# Start of Extracted records

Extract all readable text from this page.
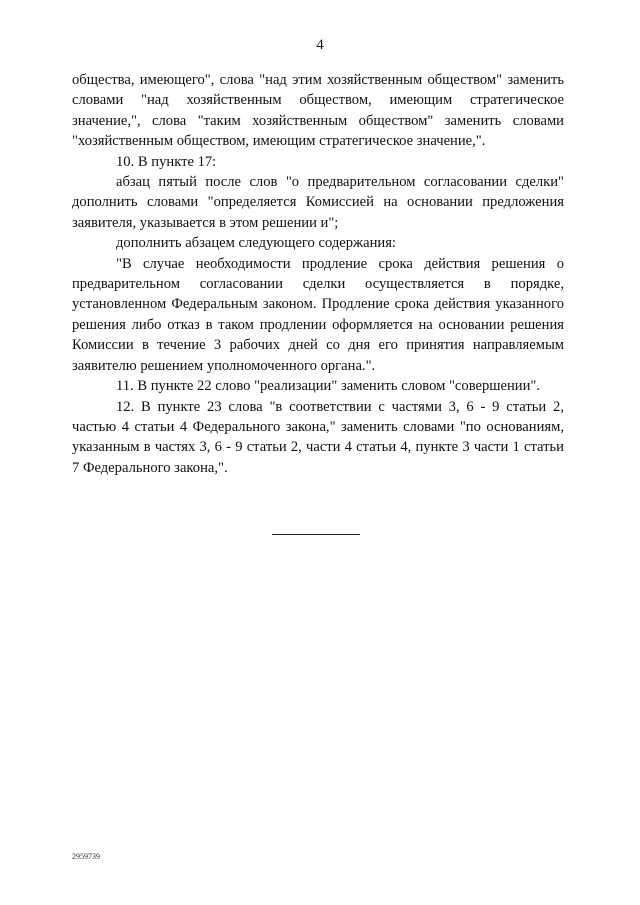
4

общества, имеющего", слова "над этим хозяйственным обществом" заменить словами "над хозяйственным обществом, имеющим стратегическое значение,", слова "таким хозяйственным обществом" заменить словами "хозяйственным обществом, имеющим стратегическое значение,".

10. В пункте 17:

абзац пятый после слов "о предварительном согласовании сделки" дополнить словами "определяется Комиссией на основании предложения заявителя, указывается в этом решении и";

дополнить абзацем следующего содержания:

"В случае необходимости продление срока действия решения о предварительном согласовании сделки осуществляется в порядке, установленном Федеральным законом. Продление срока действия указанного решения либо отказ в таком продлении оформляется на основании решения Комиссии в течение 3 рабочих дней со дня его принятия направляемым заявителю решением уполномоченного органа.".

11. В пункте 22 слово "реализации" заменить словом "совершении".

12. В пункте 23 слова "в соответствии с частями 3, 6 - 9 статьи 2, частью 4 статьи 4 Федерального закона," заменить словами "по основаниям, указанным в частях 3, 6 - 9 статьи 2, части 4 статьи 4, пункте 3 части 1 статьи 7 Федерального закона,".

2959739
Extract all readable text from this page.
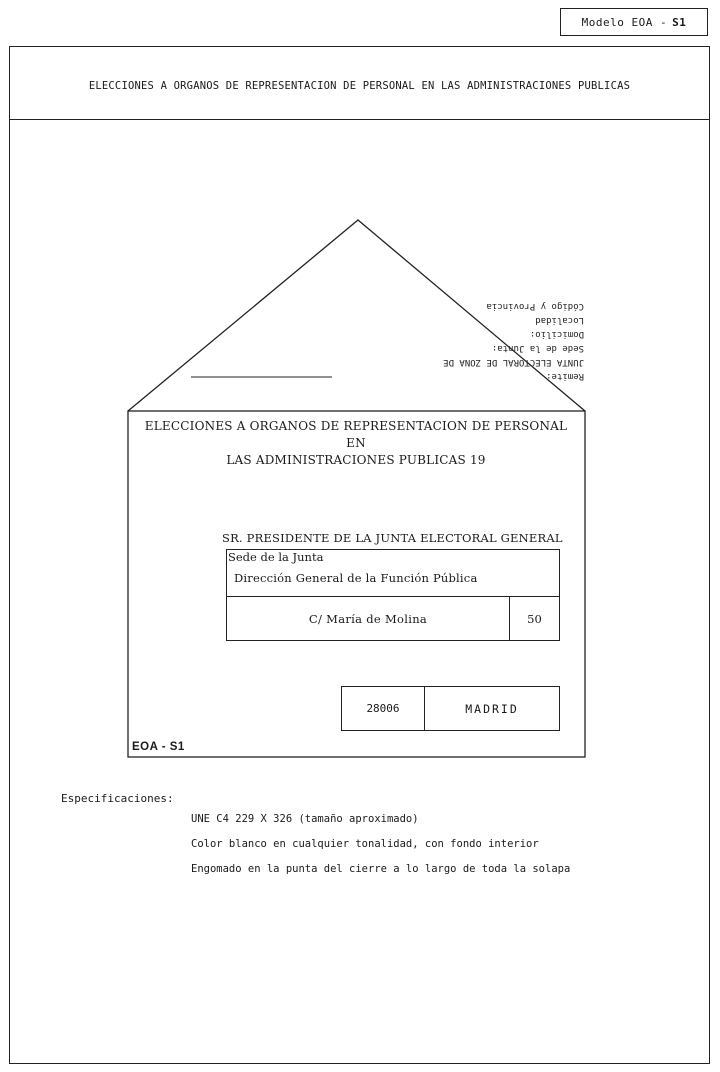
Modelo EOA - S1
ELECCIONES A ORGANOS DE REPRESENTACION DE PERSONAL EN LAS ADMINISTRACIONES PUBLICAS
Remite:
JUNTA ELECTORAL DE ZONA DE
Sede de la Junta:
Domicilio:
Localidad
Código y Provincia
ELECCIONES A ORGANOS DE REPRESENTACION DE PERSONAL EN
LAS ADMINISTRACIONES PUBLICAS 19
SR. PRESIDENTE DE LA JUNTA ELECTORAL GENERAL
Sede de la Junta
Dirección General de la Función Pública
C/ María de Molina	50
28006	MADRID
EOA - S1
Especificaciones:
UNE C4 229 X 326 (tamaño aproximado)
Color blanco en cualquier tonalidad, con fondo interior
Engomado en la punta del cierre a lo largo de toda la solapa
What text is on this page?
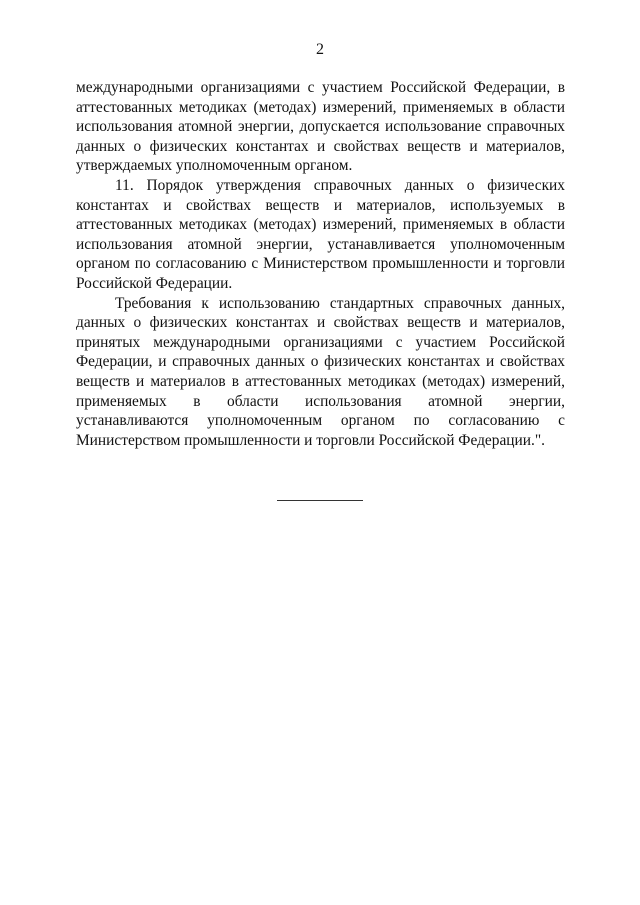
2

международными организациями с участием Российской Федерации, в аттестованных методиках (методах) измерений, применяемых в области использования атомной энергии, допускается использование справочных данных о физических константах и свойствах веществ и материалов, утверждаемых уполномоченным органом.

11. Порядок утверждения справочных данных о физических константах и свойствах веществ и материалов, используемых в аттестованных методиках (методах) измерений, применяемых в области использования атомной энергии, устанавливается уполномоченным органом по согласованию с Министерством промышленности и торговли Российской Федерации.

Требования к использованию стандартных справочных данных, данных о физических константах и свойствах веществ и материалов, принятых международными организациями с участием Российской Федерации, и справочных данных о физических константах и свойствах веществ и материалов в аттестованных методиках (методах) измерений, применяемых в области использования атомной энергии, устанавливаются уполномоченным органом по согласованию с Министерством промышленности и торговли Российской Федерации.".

# End of Extracted records

* [Task requirements]
Copy out every line from the records that has the word "согласовании".

* [Expected answer]
абзац пятый после слов "о предварительном согласовании сделки" дополнить словами "определяется Комиссией на основании предложения заявителя, указывается в этом решении и";
"В случае необходимости продление срока действия решения о предварительном согласовании сделки осуществляется в порядке, установленном Федеральным законом. Продление срока действия указанного решения либо отказ в таком продлении оформляется на основании решения Комиссии в течение 3 рабочих дней со дня его принятия направляемым заявителю решением уполномоченного органа.".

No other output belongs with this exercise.